_WORK TO COMPLETE_
Without the pictures, return each record as it appears.

[Data records]
::::::

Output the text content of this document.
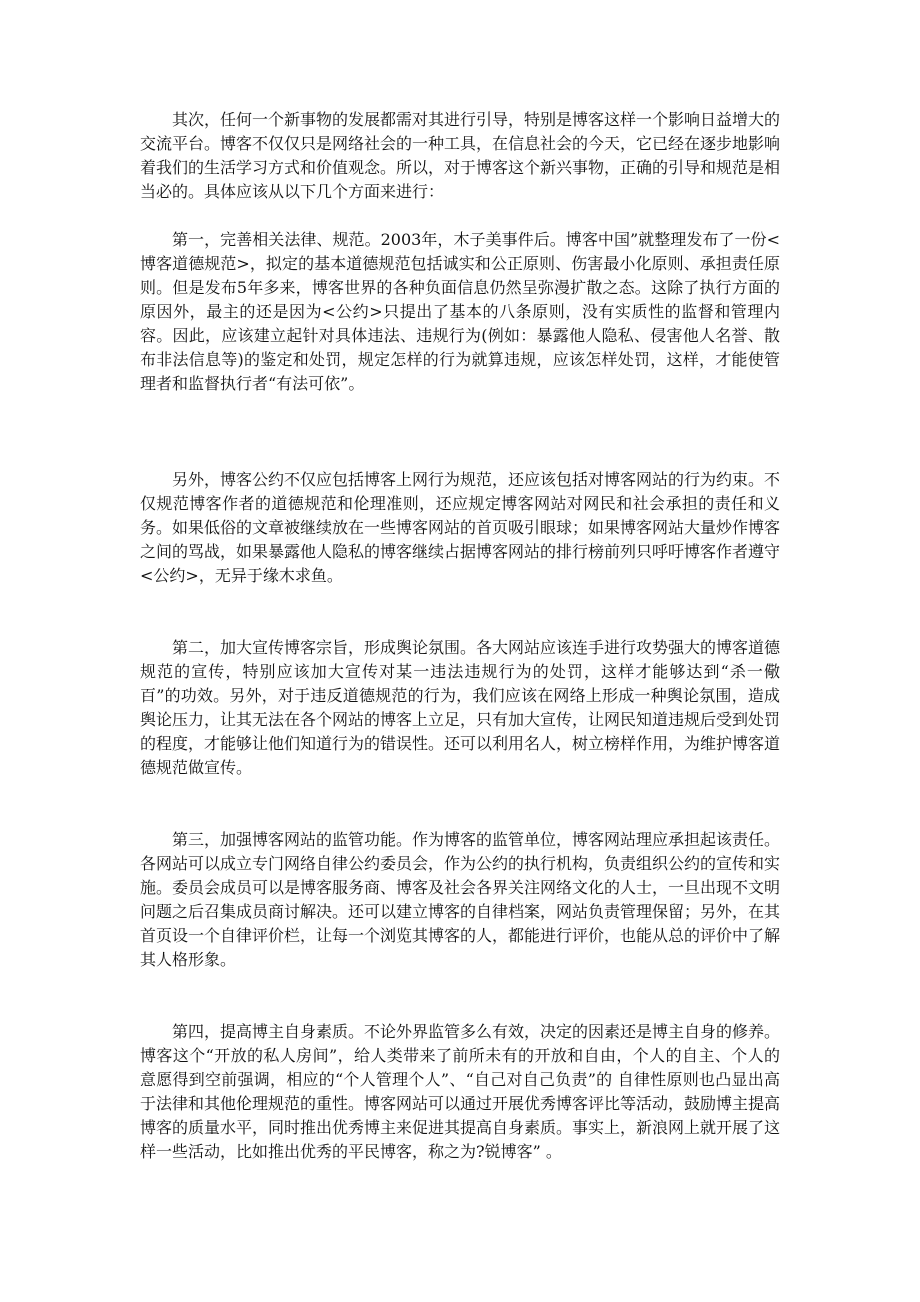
其次，任何一个新事物的发展都需对其进行引导，特别是博客这样一个影响日益增大的交流平台。博客不仅仅只是网络社会的一种工具，在信息社会的今天，它已经在逐步地影响着我们的生活学习方式和价值观念。所以，对于博客这个新兴事物，正确的引导和规范是相当必的。具体应该从以下几个方面来进行：

第一，完善相关法律、规范。2003年，木子美事件后。博客中国”就整理发布了一份<博客道德规范>，拟定的基本道德规范包括诚实和公正原则、伤害最小化原则、承担责任原则。但是发布5年多来，博客世界的各种负面信息仍然呈弥漫扩散之态。这除了执行方面的原因外，最主的还是因为<公约>只提出了基本的八条原则，没有实质性的监督和管理内容。因此，应该建立起针对具体违法、违规行为(例如：暴露他人隐私、侵害他人名誉、散布非法信息等)的鉴定和处罚，规定怎样的行为就算违规，应该怎样处罚，这样，才能使管理者和监督执行者“有法可依”。

另外，博客公约不仅应包括博客上网行为规范，还应该包括对博客网站的行为约束。不仅规范博客作者的道德规范和伦理准则，还应规定博客网站对网民和社会承担的责任和义务。如果低俗的文章被继续放在一些博客网站的首页吸引眼球；如果博客网站大量炒作博客之间的骂战，如果暴露他人隐私的博客继续占据博客网站的排行榜前列只呼吁博客作者遵守<公约>，无异于缘木求鱼。

第二，加大宣传博客宗旨，形成舆论氛围。各大网站应该连手进行攻势强大的博客道德规范的宣传，特别应该加大宣传对某一违法违规行为的处罚，这样才能够达到“杀一儆百”的功效。另外，对于违反道德规范的行为，我们应该在网络上形成一种舆论氛围，造成舆论压力，让其无法在各个网站的博客上立足，只有加大宣传，让网民知道违规后受到处罚的程度，才能够让他们知道行为的错误性。还可以利用名人，树立榜样作用，为维护博客道德规范做宣传。

第三，加强博客网站的监管功能。作为博客的监管单位，博客网站理应承担起该责任。各网站可以成立专门网络自律公约委员会，作为公约的执行机构，负责组织公约的宣传和实施。委员会成员可以是博客服务商、博客及社会各界关注网络文化的人士，一旦出现不文明问题之后召集成员商讨解决。还可以建立博客的自律档案，网站负责管理保留；另外，在其首页设一个自律评价栏，让每一个浏览其博客的人，都能进行评价，也能从总的评价中了解其人格形象。

第四，提高博主自身素质。不论外界监管多么有效，决定的因素还是博主自身的修养。博客这个“开放的私人房间”，给人类带来了前所未有的开放和自由，个人的自主、个人的意愿得到空前强调，相应的“个人管理个人”、“自己对自己负责”的 自律性原则也凸显出高于法律和其他伦理规范的重性。博客网站可以通过开展优秀博客评比等活动，鼓励博主提高博客的质量水平，同时推出优秀博主来促进其提高自身素质。事实上，新浪网上就开展了这样一些活动，比如推出优秀的平民博客，称之为?锐博客” 。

::::::

_RESULT FOR THIS TASK_
Output the text content of this document.
其次，任何一个新事物的发展都需对其进行引导，特别是博客这样一个影响日益增大的交流平台。博客不仅仅只是网络社会的一种工具，在信息社会的今天，它已经在逐步地影响着我们的生活学习方式和价值观念。所以，对于博客这个新兴事物，正确的引导和规范是相当必的。具体应该从以下几个方面来进行：

第一，完善相关法律、规范。2003年，木子美事件后。博客中国”就整理发布了一份<博客道德规范>，拟定的基本道德规范包括诚实和公正原则、伤害最小化原则、承担责任原则。但是发布5年多来，博客世界的各种负面信息仍然呈弥漫扩散之态。这除了执行方面的原因外，最主的还是因为<公约>只提出了基本的八条原则，没有实质性的监督和管理内容。因此，应该建立起针对具体违法、违规行为(例如：暴露他人隐私、侵害他人名誉、散布非法信息等)的鉴定和处罚，规定怎样的行为就算违规，应该怎样处罚，这样，才能使管理者和监督执行者“有法可依”。

另外，博客公约不仅应包括博客上网行为规范，还应该包括对博客网站的行为约束。不仅规范博客作者的道德规范和伦理准则，还应规定博客网站对网民和社会承担的责任和义务。如果低俗的文章被继续放在一些博客网站的首页吸引眼球；如果博客网站大量炒作博客之间的骂战，如果暴露他人隐私的博客继续占据博客网站的排行榜前列只呼吁博客作者遵守<公约>，无异于缘木求鱼。

第二，加大宣传博客宗旨，形成舆论氛围。各大网站应该连手进行攻势强大的博客道德规范的宣传，特别应该加大宣传对某一违法违规行为的处罚，这样才能够达到“杀一儆百”的功效。另外，对于违反道德规范的行为，我们应该在网络上形成一种舆论氛围，造成舆论压力，让其无法在各个网站的博客上立足，只有加大宣传，让网民知道违规后受到处罚的程度，才能够让他们知道行为的错误性。还可以利用名人，树立榜样作用，为维护博客道德规范做宣传。

第三，加强博客网站的监管功能。作为博客的监管单位，博客网站理应承担起该责任。各网站可以成立专门网络自律公约委员会，作为公约的执行机构，负责组织公约的宣传和实施。委员会成员可以是博客服务商、博客及社会各界关注网络文化的人士，一旦出现不文明问题之后召集成员商讨解决。还可以建立博客的自律档案，网站负责管理保留；另外，在其首页设一个自律评价栏，让每一个浏览其博客的人，都能进行评价，也能从总的评价中了解其人格形象。

第四，提高博主自身素质。不论外界监管多么有效，决定的因素还是博主自身的修养。博客这个“开放的私人房间”，给人类带来了前所未有的开放和自由，个人的自主、个人的意愿得到空前强调，相应的“个人管理个人”、“自己对自己负责”的 自律性原则也凸显出高于法律和其他伦理规范的重性。博客网站可以通过开展优秀博客评比等活动，鼓励博主提高博客的质量水平，同时推出优秀博主来促进其提高自身素质。事实上，新浪网上就开展了这样一些活动，比如推出优秀的平民博客，称之为?锐博客” 。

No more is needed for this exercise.